● **WHAT TO DO**:
Retype each entry below, keeping every character the same.

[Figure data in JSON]

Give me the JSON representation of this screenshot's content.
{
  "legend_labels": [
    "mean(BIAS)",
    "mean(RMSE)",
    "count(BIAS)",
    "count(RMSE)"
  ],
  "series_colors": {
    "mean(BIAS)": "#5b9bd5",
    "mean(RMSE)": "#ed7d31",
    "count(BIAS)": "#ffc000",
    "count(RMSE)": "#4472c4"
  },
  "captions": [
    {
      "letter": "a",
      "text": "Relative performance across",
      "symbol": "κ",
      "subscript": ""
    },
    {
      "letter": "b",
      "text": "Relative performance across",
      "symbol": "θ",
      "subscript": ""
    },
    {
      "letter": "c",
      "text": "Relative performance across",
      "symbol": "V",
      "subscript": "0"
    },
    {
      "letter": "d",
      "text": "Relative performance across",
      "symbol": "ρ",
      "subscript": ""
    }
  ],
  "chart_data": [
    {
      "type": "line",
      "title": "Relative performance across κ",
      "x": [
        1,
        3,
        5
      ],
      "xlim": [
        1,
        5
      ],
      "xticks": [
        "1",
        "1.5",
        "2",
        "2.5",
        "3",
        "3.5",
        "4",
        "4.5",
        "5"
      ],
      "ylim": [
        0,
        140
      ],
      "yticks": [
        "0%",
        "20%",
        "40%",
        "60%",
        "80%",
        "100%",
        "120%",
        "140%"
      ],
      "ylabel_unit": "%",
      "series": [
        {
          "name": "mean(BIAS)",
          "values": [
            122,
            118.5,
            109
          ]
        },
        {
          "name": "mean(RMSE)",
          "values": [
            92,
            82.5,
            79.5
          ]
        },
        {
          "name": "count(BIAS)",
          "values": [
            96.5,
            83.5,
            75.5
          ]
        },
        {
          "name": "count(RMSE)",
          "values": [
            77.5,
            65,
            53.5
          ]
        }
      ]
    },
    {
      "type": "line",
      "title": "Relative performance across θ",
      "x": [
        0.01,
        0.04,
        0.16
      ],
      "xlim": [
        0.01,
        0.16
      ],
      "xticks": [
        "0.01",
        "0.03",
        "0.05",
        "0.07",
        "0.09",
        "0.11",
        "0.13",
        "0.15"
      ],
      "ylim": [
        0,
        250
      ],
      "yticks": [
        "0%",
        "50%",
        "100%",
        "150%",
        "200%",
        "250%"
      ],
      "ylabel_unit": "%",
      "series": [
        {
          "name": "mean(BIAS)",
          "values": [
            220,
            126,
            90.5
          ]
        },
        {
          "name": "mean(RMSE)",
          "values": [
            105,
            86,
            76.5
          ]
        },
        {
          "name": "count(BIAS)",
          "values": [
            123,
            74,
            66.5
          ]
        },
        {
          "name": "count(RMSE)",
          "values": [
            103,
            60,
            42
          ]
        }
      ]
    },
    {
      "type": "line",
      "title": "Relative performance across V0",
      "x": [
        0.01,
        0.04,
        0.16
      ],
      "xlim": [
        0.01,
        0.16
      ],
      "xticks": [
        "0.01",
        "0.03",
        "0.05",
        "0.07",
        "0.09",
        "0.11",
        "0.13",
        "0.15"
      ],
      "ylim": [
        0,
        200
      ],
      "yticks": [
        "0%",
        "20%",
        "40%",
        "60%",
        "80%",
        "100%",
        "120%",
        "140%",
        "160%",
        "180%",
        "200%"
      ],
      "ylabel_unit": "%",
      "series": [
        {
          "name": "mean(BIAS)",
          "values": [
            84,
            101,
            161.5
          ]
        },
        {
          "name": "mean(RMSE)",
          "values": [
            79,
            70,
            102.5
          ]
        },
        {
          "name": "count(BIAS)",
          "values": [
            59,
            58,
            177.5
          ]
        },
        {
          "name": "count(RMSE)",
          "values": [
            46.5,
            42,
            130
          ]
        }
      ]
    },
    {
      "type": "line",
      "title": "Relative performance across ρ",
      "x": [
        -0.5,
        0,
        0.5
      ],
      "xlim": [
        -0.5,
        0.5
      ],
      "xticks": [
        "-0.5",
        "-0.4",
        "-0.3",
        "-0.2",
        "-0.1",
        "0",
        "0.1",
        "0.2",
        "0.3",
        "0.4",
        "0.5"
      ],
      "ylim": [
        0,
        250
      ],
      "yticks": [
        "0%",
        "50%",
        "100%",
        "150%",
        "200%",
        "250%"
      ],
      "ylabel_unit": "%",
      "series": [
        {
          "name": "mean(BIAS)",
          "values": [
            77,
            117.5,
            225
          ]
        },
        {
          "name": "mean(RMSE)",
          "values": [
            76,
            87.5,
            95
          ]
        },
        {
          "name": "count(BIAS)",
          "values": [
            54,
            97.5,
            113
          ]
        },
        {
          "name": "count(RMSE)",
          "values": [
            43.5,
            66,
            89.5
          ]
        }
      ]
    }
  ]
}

● **OUTPUT OF THE EXERCISE**:
Give me the JSON representation of this screenshot's content.
{
  "legend_labels": [
    "mean(BIAS)",
    "mean(RMSE)",
    "count(BIAS)",
    "count(RMSE)"
  ],
  "series_colors": {
    "mean(BIAS)": "#5b9bd5",
    "mean(RMSE)": "#ed7d31",
    "count(BIAS)": "#ffc000",
    "count(RMSE)": "#4472c4"
  },
  "captions": [
    {
      "letter": "a",
      "text": "Relative performance across",
      "symbol": "κ",
      "subscript": ""
    },
    {
      "letter": "b",
      "text": "Relative performance across",
      "symbol": "θ",
      "subscript": ""
    },
    {
      "letter": "c",
      "text": "Relative performance across",
      "symbol": "V",
      "subscript": "0"
    },
    {
      "letter": "d",
      "text": "Relative performance across",
      "symbol": "ρ",
      "subscript": ""
    }
  ],
  "chart_data": [
    {
      "type": "line",
      "title": "Relative performance across κ",
      "x": [
        1,
        3,
        5
      ],
      "xlim": [
        1,
        5
      ],
      "xticks": [
        "1",
        "1.5",
        "2",
        "2.5",
        "3",
        "3.5",
        "4",
        "4.5",
        "5"
      ],
      "ylim": [
        0,
        140
      ],
      "yticks": [
        "0%",
        "20%",
        "40%",
        "60%",
        "80%",
        "100%",
        "120%",
        "140%"
      ],
      "ylabel_unit": "%",
      "series": [
        {
          "name": "mean(BIAS)",
          "values": [
            122,
            118.5,
            109
          ]
        },
        {
          "name": "mean(RMSE)",
          "values": [
            92,
            82.5,
            79.5
          ]
        },
        {
          "name": "count(BIAS)",
          "values": [
            96.5,
            83.5,
            75.5
          ]
        },
        {
          "name": "count(RMSE)",
          "values": [
            77.5,
            65,
            53.5
          ]
        }
      ]
    },
    {
      "type": "line",
      "title": "Relative performance across θ",
      "x": [
        0.01,
        0.04,
        0.16
      ],
      "xlim": [
        0.01,
        0.16
      ],
      "xticks": [
        "0.01",
        "0.03",
        "0.05",
        "0.07",
        "0.09",
        "0.11",
        "0.13",
        "0.15"
      ],
      "ylim": [
        0,
        250
      ],
      "yticks": [
        "0%",
        "50%",
        "100%",
        "150%",
        "200%",
        "250%"
      ],
      "ylabel_unit": "%",
      "series": [
        {
          "name": "mean(BIAS)",
          "values": [
            220,
            126,
            90.5
          ]
        },
        {
          "name": "mean(RMSE)",
          "values": [
            105,
            86,
            76.5
          ]
        },
        {
          "name": "count(BIAS)",
          "values": [
            123,
            74,
            66.5
          ]
        },
        {
          "name": "count(RMSE)",
          "values": [
            103,
            60,
            42
          ]
        }
      ]
    },
    {
      "type": "line",
      "title": "Relative performance across V0",
      "x": [
        0.01,
        0.04,
        0.16
      ],
      "xlim": [
        0.01,
        0.16
      ],
      "xticks": [
        "0.01",
        "0.03",
        "0.05",
        "0.07",
        "0.09",
        "0.11",
        "0.13",
        "0.15"
      ],
      "ylim": [
        0,
        200
      ],
      "yticks": [
        "0%",
        "20%",
        "40%",
        "60%",
        "80%",
        "100%",
        "120%",
        "140%",
        "160%",
        "180%",
        "200%"
      ],
      "ylabel_unit": "%",
      "series": [
        {
          "name": "mean(BIAS)",
          "values": [
            84,
            101,
            161.5
          ]
        },
        {
          "name": "mean(RMSE)",
          "values": [
            79,
            70,
            102.5
          ]
        },
        {
          "name": "count(BIAS)",
          "values": [
            59,
            58,
            177.5
          ]
        },
        {
          "name": "count(RMSE)",
          "values": [
            46.5,
            42,
            130
          ]
        }
      ]
    },
    {
      "type": "line",
      "title": "Relative performance across ρ",
      "x": [
        -0.5,
        0,
        0.5
      ],
      "xlim": [
        -0.5,
        0.5
      ],
      "xticks": [
        "-0.5",
        "-0.4",
        "-0.3",
        "-0.2",
        "-0.1",
        "0",
        "0.1",
        "0.2",
        "0.3",
        "0.4",
        "0.5"
      ],
      "ylim": [
        0,
        250
      ],
      "yticks": [
        "0%",
        "50%",
        "100%",
        "150%",
        "200%",
        "250%"
      ],
      "ylabel_unit": "%",
      "series": [
        {
          "name": "mean(BIAS)",
          "values": [
            77,
            117.5,
            225
          ]
        },
        {
          "name": "mean(RMSE)",
          "values": [
            76,
            87.5,
            95
          ]
        },
        {
          "name": "count(BIAS)",
          "values": [
            54,
            97.5,
            113
          ]
        },
        {
          "name": "count(RMSE)",
          "values": [
            43.5,
            66,
            89.5
          ]
        }
      ]
    }
  ]
}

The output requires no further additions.